EXTRACT -
________
Most everyone has painted furniture with chalk paint or milk paint. Those paints are great, but Latex paint is by far my favorite!
I mentioned in my last post that I had recently painted my hutch a midnight blue and would be sharing soon and here she is! This post will take you from start to finish and show you a few of my fav paint supplies. Here’s how the hutch went from a boring old country white to a bold modern farmhouse Navy blue!
Don’t sell it paint it!
When I found this hutch on Craigslist it was already the farmhouse white but some “little love” had sprayed red spray paint all over one side. The good news is that red paint helped me get a great deal. The better news is I was able to sand it off without taking off the white paint to so it went straight in the house without any other work being done!
Fast forward two years later…. it was time to give her a facelift. Usually I use a paint sprayer for all my projects, it’s really the easiest way to paint anything. If you don’t have one don’t worry. You can cheat a little and still get the job done!
Out with the old……
Like the lady I bought the hutch from, most people get tired of something and sell it. I began to think this Country style hutch wasn’t working with the new look I was wanting. It was distressed and really “Farmy” while everything else was crisp white and a bit more modern. I decided to go with a deep blue for a big statement and if I get tired of the blue down the road I’ll just paint over it!
Since I couldn’t drag this beast to the garage myself I decided to just paint it where it sat. I didn’t want to use chalk paint because I really wanted the piece to hold up over time and I did’t want a chippy or aged look to it either. Latex paint is great for a any furniture and isn’t as hard to use as some people think. It’s just like painting a wall……with curves. 😉 Since I have a lot of leftover paint sitting around I mixed a few to get this dark navy. Behr has a large selection of pretty blues and the Midnight Show is a close match to my mix.
Get ready to paint
The photo above shows you my all time favorite little angled brush and those foam rollers are a MUST for a smooth finish! The most important thing is to not get cheap with your latex paint! I almost always use Behr or Valspar the coverage is better in my opinion. You will also need 100 and 200 grit sandpapers and a tack cloth.
Since the hutch was previously painted and had no damage I just roughed up the finish with a 100 grit sandpaper. After sanding be sure to use a tack cloth to remove all dust before painting.
The first thing I do is take my paint brush and cut into all the edges and corners on the piece of furniture. I do this first because if you do this after rolling the piece you would see the paint lines.
________
DATA FOR THIS EXERCISE -
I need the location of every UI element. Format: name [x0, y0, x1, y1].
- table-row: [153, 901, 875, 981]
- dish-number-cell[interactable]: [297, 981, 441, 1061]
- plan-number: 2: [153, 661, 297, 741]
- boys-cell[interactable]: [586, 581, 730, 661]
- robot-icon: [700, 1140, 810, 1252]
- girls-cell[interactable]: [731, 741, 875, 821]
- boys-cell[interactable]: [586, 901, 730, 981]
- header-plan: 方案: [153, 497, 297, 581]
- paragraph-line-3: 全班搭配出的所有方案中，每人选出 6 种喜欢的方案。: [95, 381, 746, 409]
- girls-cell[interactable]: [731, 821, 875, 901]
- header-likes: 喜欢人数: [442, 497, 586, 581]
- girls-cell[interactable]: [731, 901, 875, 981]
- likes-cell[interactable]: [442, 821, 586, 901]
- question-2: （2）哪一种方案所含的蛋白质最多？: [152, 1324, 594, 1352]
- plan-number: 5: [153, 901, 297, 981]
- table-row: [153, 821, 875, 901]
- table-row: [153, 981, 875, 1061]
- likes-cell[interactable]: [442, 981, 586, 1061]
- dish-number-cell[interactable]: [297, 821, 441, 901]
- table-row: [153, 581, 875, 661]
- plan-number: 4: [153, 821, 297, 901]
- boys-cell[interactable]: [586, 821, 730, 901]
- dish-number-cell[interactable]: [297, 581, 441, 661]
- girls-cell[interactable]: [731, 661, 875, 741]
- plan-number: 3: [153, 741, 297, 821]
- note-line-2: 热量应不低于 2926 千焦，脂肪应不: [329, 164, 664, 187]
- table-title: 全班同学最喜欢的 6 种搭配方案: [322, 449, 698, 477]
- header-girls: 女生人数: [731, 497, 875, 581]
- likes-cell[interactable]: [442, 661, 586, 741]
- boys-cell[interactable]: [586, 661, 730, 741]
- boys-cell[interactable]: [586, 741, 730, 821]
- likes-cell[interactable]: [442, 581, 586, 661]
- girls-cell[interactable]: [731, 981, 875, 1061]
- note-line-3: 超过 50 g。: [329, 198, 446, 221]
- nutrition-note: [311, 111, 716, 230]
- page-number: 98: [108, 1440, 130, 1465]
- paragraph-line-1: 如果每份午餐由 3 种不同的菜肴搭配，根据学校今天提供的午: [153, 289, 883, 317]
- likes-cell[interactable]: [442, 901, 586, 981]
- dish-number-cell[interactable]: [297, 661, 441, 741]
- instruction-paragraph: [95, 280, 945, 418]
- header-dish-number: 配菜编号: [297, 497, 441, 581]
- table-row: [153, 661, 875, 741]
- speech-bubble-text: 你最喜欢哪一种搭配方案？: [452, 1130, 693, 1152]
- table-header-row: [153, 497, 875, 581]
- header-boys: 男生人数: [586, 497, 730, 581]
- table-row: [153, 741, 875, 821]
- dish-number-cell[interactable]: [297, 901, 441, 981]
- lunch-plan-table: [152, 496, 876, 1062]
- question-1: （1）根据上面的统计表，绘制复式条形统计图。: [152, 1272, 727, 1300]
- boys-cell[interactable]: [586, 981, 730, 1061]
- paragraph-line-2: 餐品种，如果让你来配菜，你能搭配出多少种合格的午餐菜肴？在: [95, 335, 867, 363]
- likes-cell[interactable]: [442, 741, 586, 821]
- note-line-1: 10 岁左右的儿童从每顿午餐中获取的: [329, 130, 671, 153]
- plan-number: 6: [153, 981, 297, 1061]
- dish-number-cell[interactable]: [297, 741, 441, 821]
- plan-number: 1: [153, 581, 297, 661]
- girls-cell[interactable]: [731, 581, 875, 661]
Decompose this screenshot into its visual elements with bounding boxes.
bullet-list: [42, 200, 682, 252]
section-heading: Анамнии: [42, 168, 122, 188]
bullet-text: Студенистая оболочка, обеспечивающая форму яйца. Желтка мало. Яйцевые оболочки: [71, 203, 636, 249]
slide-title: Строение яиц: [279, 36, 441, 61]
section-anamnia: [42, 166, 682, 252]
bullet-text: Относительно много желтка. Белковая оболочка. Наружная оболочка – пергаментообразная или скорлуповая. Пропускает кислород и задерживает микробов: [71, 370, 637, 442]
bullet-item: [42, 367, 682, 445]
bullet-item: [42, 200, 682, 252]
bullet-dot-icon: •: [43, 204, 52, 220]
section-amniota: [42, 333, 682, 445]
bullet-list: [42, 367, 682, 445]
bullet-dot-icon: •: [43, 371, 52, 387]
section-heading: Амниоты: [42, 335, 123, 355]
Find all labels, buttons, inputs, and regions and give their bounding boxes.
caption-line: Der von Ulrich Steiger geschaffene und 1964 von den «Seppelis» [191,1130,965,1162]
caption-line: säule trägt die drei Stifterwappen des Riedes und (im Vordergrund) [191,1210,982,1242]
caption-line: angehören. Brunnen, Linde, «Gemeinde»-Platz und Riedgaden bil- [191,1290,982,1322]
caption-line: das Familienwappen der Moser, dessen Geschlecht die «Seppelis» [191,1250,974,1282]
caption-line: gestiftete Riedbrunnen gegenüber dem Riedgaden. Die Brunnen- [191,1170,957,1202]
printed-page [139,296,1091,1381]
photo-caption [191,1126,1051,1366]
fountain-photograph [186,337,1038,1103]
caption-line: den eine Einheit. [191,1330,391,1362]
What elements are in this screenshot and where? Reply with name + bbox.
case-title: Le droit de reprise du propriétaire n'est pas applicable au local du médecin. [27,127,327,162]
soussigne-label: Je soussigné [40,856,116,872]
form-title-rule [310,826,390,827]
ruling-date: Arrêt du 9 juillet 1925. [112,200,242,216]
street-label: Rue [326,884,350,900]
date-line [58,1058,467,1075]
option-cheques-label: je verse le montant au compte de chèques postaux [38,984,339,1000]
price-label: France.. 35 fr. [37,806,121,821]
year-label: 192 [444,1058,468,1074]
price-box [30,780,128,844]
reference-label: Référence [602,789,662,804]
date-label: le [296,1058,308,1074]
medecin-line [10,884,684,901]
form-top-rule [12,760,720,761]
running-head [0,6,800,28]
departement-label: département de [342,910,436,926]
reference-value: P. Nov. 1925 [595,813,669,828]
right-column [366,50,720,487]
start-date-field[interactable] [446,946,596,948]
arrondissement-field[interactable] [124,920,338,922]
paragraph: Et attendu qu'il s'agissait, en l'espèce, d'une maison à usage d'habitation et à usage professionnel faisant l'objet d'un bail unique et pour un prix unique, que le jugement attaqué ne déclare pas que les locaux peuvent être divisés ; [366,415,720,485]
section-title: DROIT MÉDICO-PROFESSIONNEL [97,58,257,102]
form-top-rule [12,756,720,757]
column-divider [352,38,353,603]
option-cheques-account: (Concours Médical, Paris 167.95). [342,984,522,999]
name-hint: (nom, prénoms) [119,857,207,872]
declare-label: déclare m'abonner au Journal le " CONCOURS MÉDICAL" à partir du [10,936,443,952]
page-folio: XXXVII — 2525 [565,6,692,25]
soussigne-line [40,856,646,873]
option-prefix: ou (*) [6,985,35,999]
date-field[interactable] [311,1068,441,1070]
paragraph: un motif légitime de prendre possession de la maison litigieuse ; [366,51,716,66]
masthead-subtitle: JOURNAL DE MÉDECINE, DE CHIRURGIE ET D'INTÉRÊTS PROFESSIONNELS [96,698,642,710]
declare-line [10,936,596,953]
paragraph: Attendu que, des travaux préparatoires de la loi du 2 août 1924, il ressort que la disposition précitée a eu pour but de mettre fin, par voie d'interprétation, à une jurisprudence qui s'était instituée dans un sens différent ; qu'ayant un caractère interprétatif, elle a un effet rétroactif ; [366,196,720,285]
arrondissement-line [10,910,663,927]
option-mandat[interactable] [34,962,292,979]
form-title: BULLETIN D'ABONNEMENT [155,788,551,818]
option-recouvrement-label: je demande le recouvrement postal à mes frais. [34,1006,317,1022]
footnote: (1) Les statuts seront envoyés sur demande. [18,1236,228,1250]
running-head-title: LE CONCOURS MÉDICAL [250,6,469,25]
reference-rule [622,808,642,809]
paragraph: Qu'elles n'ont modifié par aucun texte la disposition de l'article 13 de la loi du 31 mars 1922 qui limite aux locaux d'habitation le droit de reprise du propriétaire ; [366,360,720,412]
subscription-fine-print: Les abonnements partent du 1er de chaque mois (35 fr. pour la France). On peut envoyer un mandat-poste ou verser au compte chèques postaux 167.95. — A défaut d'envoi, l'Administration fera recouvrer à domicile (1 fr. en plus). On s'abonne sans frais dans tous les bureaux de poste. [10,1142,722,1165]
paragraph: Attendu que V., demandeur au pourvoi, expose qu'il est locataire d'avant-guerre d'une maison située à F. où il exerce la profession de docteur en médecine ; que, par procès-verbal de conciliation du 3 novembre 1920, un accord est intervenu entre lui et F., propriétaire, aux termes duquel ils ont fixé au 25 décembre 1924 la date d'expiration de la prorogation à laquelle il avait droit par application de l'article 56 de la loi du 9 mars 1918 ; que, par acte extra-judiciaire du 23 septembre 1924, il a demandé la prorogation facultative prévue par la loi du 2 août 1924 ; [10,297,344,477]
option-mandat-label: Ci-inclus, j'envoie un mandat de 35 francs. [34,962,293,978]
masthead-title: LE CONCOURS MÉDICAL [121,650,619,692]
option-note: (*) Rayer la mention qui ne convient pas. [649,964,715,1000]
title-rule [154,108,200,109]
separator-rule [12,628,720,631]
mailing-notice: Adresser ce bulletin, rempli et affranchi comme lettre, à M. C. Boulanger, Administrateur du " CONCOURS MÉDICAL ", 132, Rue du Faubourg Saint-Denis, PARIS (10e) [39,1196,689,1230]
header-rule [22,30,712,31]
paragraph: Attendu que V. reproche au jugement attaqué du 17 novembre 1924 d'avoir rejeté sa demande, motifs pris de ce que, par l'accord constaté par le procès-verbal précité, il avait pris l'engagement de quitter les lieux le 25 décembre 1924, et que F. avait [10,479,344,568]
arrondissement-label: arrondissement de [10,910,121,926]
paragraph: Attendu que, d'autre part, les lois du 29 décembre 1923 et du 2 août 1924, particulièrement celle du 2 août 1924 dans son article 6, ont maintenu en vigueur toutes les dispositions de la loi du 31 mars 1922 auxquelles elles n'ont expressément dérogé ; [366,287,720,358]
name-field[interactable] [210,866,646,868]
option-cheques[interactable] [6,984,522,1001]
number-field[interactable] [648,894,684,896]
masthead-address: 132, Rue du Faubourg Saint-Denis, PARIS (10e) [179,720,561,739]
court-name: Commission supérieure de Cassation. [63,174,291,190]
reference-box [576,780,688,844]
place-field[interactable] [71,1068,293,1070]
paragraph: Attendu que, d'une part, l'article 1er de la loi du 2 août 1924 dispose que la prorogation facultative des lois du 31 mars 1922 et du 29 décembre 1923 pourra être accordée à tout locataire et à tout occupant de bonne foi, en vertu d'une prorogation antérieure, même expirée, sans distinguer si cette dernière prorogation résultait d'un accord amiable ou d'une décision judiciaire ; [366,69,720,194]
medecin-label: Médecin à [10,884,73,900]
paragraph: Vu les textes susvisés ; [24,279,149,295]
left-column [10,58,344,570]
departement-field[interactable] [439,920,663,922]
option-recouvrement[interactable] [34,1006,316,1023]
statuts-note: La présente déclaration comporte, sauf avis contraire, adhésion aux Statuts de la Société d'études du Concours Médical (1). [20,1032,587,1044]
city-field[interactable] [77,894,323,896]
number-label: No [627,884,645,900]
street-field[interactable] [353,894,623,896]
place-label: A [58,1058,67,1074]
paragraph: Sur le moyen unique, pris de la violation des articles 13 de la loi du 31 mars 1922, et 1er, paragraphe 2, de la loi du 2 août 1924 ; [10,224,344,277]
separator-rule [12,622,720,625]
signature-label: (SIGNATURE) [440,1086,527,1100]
________
YOUR TASKS -
1. According to the hutch-painting post, which Behr color closely matches the dark navy mix used on the hutch?
2. Render the entries as a numbered list, from the first line of the entries to the line with "- dish-number-cell[interactable]: [297, 821, 441, 901]", both included and blank lines left out.

THE ANSWERS -
1. Midnight Show.

2.
1. I need the location of every UI element. Format: name [x0, y0, x1, y1].
2. - table-row: [153, 901, 875, 981]
3. - dish-number-cell[interactable]: [297, 981, 441, 1061]
4. - plan-number: 2: [153, 661, 297, 741]
5. - boys-cell[interactable]: [586, 581, 730, 661]
6. - robot-icon: [700, 1140, 810, 1252]
7. - girls-cell[interactable]: [731, 741, 875, 821]
8. - boys-cell[interactable]: [586, 901, 730, 981]
9. - header-plan: 方案: [153, 497, 297, 581]
10. - paragraph-line-3: 全班搭配出的所有方案中，每人选出 6 种喜欢的方案。: [95, 381, 746, 409]
11. - girls-cell[interactable]: [731, 821, 875, 901]
12. - header-likes: 喜欢人数: [442, 497, 586, 581]
13. - girls-cell[interactable]: [731, 901, 875, 981]
14. - likes-cell[interactable]: [442, 821, 586, 901]
15. - question-2: （2）哪一种方案所含的蛋白质最多？: [152, 1324, 594, 1352]
16. - plan-number: 5: [153, 901, 297, 981]
17. - table-row: [153, 821, 875, 901]
18. - table-row: [153, 981, 875, 1061]
19. - likes-cell[interactable]: [442, 981, 586, 1061]
20. - dish-number-cell[interactable]: [297, 821, 441, 901]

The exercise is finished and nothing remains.